═════ Supplied data

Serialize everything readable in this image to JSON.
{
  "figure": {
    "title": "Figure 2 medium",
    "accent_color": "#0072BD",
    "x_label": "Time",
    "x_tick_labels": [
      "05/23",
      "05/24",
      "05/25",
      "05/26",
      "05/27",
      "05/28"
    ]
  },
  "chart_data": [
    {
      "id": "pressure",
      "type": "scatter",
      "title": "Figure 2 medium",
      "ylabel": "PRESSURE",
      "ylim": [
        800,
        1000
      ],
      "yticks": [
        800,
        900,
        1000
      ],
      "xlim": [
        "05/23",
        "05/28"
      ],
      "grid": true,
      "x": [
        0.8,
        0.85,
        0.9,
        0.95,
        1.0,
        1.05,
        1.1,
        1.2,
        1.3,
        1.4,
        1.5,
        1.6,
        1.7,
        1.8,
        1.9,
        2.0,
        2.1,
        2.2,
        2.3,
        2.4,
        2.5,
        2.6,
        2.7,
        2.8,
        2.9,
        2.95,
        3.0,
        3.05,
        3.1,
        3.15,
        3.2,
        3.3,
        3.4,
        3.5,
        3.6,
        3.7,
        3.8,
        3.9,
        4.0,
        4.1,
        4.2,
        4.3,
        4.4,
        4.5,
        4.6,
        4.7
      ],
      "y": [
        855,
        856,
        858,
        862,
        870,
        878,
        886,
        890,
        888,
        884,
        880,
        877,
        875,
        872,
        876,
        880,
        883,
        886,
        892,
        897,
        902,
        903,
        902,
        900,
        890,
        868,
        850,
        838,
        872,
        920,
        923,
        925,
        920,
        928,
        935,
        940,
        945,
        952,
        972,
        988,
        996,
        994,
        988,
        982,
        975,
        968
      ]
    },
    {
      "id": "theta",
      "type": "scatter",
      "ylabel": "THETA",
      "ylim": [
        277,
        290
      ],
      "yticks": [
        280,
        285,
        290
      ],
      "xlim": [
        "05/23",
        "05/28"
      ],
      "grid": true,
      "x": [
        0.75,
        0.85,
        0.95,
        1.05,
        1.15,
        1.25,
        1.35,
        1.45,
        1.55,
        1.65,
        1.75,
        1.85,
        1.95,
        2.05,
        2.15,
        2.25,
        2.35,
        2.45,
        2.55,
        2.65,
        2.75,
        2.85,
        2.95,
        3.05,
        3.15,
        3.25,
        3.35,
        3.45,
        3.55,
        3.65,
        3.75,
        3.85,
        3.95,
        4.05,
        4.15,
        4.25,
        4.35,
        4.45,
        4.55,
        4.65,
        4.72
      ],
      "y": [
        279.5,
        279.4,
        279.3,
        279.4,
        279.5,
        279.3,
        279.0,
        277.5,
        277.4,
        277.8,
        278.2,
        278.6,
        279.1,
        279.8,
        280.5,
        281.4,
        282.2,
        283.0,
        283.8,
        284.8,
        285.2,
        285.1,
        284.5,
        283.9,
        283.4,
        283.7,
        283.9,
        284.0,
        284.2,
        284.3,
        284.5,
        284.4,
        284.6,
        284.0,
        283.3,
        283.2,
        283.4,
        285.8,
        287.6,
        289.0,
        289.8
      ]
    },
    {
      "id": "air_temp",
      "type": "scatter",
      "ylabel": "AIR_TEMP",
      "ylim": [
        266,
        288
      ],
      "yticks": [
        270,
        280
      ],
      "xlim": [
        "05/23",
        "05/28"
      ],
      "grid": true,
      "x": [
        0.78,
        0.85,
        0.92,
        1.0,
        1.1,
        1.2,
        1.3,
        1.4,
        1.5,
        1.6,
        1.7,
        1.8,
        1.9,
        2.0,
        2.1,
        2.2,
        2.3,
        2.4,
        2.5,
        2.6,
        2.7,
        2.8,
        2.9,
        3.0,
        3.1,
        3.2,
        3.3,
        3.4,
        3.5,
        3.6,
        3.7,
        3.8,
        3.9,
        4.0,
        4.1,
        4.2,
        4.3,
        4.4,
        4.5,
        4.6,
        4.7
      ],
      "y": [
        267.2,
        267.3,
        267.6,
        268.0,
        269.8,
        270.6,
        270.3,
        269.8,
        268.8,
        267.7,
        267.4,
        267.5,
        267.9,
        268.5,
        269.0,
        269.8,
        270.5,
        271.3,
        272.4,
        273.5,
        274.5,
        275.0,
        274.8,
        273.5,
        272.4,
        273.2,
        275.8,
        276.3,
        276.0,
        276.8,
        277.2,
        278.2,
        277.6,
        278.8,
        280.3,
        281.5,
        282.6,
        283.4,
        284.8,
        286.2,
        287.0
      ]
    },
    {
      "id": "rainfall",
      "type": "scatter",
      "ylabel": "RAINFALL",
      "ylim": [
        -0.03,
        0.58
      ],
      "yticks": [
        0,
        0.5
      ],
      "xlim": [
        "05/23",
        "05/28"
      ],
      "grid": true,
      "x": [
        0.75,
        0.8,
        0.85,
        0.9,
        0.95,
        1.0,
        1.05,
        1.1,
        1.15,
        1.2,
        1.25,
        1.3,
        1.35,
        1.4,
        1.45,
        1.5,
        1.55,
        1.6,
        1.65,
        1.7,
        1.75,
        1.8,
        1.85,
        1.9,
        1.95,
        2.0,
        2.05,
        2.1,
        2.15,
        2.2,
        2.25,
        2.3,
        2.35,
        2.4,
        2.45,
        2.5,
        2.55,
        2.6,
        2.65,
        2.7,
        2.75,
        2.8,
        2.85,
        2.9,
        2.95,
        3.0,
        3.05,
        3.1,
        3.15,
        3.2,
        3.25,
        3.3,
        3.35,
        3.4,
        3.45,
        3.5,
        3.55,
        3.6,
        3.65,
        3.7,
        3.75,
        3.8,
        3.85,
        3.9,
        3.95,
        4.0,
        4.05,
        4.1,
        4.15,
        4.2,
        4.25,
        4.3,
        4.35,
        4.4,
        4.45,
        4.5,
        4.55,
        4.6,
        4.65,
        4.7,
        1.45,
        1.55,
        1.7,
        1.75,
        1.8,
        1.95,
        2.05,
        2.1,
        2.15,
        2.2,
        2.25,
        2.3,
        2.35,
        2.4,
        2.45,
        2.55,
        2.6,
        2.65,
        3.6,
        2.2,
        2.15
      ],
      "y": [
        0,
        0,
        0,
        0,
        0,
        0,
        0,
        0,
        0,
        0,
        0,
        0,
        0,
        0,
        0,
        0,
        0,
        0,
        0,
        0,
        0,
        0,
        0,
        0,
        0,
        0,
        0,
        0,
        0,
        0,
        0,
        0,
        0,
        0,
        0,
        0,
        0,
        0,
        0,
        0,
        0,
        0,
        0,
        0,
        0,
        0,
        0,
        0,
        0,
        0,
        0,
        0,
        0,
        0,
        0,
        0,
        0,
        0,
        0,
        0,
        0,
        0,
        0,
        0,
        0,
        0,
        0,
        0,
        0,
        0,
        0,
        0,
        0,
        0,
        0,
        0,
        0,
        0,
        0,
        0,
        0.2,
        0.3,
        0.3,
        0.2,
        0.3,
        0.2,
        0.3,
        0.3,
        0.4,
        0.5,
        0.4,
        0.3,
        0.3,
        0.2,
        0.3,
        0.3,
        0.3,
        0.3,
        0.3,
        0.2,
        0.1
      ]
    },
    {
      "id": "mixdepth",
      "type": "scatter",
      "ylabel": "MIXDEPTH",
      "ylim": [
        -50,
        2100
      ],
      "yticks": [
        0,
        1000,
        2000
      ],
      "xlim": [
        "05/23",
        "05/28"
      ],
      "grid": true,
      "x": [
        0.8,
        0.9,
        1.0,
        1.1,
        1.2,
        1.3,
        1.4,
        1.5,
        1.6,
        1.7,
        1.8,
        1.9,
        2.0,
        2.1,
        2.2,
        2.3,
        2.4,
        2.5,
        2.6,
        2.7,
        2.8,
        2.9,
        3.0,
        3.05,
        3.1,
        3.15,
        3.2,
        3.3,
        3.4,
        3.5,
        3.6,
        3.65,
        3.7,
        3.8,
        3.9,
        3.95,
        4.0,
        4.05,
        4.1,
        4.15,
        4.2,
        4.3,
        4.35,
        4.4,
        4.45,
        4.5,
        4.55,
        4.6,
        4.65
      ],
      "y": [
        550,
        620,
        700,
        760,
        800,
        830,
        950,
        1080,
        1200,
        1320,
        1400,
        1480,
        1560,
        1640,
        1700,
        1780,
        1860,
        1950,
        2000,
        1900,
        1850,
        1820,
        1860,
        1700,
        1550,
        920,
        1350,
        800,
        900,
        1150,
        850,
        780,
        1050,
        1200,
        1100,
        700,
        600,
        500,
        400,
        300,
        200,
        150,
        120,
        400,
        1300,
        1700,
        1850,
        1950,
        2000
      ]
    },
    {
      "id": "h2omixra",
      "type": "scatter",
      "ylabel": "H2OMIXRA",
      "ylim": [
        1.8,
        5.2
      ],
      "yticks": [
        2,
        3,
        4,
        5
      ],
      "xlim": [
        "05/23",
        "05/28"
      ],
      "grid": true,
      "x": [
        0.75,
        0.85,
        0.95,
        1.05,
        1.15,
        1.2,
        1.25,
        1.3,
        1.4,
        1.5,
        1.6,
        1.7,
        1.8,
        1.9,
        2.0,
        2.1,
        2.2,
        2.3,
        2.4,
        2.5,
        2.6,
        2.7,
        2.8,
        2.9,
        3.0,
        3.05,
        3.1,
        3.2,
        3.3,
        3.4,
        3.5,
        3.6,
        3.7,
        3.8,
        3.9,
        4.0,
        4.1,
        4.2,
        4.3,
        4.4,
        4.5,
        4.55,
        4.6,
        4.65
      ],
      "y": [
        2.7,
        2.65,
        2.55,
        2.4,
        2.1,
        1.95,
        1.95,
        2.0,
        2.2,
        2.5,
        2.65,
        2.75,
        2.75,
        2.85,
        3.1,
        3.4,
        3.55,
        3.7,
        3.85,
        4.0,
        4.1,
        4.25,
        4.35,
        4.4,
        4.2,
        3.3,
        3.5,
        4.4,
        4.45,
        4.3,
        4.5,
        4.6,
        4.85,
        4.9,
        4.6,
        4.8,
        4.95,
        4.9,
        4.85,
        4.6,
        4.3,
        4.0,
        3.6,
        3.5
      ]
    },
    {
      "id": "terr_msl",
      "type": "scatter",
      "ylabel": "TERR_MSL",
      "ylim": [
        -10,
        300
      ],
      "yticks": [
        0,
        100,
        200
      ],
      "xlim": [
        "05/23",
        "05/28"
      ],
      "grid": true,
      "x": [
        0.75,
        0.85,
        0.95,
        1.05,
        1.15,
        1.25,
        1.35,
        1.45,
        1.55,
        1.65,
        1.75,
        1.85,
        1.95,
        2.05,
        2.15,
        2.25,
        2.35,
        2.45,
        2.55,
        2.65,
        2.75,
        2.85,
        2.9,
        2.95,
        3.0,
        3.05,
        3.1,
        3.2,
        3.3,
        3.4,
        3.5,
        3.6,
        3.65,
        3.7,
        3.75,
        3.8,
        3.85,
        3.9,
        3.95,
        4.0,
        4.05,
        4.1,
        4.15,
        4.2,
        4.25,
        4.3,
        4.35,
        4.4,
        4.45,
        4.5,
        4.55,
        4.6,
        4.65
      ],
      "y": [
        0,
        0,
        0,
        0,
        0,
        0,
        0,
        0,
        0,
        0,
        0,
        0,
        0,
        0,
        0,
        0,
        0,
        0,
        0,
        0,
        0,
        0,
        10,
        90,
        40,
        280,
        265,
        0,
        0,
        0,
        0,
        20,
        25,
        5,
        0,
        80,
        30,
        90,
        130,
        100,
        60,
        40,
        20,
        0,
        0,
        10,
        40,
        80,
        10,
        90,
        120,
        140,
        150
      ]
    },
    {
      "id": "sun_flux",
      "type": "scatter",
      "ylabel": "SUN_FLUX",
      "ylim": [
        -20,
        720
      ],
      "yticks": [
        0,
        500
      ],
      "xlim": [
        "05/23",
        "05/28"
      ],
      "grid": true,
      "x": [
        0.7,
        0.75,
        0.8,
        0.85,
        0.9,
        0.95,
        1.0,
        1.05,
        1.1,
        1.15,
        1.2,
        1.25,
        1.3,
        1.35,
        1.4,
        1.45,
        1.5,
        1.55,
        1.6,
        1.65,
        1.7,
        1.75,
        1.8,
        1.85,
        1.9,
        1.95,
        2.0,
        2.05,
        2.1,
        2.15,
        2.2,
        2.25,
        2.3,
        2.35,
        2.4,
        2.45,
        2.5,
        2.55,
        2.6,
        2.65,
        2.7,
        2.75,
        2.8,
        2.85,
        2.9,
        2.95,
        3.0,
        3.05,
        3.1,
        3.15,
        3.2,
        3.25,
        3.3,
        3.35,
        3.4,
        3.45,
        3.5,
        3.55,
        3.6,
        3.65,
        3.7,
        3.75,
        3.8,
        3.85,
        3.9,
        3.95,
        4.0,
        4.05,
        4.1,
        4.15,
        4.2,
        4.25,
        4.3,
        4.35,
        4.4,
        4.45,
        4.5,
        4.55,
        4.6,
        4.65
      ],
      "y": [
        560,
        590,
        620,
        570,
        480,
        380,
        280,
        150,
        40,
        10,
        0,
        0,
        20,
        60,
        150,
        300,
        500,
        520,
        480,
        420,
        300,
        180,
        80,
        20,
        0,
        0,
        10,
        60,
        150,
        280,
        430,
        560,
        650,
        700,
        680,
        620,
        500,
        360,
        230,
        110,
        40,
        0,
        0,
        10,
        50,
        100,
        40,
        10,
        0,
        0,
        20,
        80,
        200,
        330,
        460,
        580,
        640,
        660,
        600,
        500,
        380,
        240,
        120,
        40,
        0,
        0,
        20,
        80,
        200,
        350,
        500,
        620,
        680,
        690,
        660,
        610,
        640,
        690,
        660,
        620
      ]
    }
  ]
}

══════════

- **Required work**
Using the entries above, tally how many lines have the word "medium" in them; write the number and nothing more.

- **Solution to the exercise**
2